- Lines of data
⁂

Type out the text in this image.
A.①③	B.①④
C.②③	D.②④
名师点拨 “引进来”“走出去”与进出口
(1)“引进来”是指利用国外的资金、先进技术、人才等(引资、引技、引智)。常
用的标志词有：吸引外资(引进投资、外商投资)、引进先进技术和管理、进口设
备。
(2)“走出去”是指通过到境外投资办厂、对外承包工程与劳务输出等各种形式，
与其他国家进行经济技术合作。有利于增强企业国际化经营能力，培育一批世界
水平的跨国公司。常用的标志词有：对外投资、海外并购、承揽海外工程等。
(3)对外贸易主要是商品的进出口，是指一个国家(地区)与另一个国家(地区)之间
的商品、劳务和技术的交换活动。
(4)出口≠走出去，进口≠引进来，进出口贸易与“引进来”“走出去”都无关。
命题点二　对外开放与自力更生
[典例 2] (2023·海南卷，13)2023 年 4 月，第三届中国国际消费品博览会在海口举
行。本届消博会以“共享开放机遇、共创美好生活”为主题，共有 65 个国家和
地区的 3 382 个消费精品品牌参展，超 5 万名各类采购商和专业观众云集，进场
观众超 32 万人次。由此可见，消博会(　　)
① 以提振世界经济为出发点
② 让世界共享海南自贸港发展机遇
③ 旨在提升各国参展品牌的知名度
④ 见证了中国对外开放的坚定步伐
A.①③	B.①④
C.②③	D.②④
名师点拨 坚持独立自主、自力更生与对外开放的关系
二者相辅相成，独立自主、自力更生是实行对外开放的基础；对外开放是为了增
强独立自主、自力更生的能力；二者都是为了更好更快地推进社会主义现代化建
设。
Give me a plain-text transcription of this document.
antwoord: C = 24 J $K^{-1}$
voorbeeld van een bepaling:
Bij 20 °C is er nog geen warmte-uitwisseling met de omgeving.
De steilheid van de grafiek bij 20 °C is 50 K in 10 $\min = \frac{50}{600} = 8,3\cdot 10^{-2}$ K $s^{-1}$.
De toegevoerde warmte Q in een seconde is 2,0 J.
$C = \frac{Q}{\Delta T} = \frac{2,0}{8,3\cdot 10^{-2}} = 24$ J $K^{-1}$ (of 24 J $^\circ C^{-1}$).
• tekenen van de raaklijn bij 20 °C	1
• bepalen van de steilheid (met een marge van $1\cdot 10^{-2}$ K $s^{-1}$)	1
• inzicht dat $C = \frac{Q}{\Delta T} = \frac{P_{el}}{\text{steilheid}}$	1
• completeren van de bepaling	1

⁂

- Directions
Please give back all of the records exactly as written.

- Problem solution
Type out the text in this image.
A.①③	B.①④
C.②③	D.②④
名师点拨 “引进来”“走出去”与进出口
(1)“引进来”是指利用国外的资金、先进技术、人才等(引资、引技、引智)。常
用的标志词有：吸引外资(引进投资、外商投资)、引进先进技术和管理、进口设
备。
(2)“走出去”是指通过到境外投资办厂、对外承包工程与劳务输出等各种形式，
与其他国家进行经济技术合作。有利于增强企业国际化经营能力，培育一批世界
水平的跨国公司。常用的标志词有：对外投资、海外并购、承揽海外工程等。
(3)对外贸易主要是商品的进出口，是指一个国家(地区)与另一个国家(地区)之间
的商品、劳务和技术的交换活动。
(4)出口≠走出去，进口≠引进来，进出口贸易与“引进来”“走出去”都无关。
命题点二　对外开放与自力更生
[典例 2] (2023·海南卷，13)2023 年 4 月，第三届中国国际消费品博览会在海口举
行。本届消博会以“共享开放机遇、共创美好生活”为主题，共有 65 个国家和
地区的 3 382 个消费精品品牌参展，超 5 万名各类采购商和专业观众云集，进场
观众超 32 万人次。由此可见，消博会(　　)
① 以提振世界经济为出发点
② 让世界共享海南自贸港发展机遇
③ 旨在提升各国参展品牌的知名度
④ 见证了中国对外开放的坚定步伐
A.①③	B.①④
C.②③	D.②④
名师点拨 坚持独立自主、自力更生与对外开放的关系
二者相辅相成，独立自主、自力更生是实行对外开放的基础；对外开放是为了增
强独立自主、自力更生的能力；二者都是为了更好更快地推进社会主义现代化建
设。
Give me a plain-text transcription of this document.
antwoord: C = 24 J $K^{-1}$
voorbeeld van een bepaling:
Bij 20 °C is er nog geen warmte-uitwisseling met de omgeving.
De steilheid van de grafiek bij 20 °C is 50 K in 10 $\min = \frac{50}{600} = 8,3\cdot 10^{-2}$ K $s^{-1}$.
De toegevoerde warmte Q in een seconde is 2,0 J.
$C = \frac{Q}{\Delta T} = \frac{2,0}{8,3\cdot 10^{-2}} = 24$ J $K^{-1}$ (of 24 J $^\circ C^{-1}$).
• tekenen van de raaklijn bij 20 °C	1
• bepalen van de steilheid (met een marge van $1\cdot 10^{-2}$ K $s^{-1}$)	1
• inzicht dat $C = \frac{Q}{\Delta T} = \frac{P_{el}}{\text{steilheid}}$	1
• completeren van de bepaling	1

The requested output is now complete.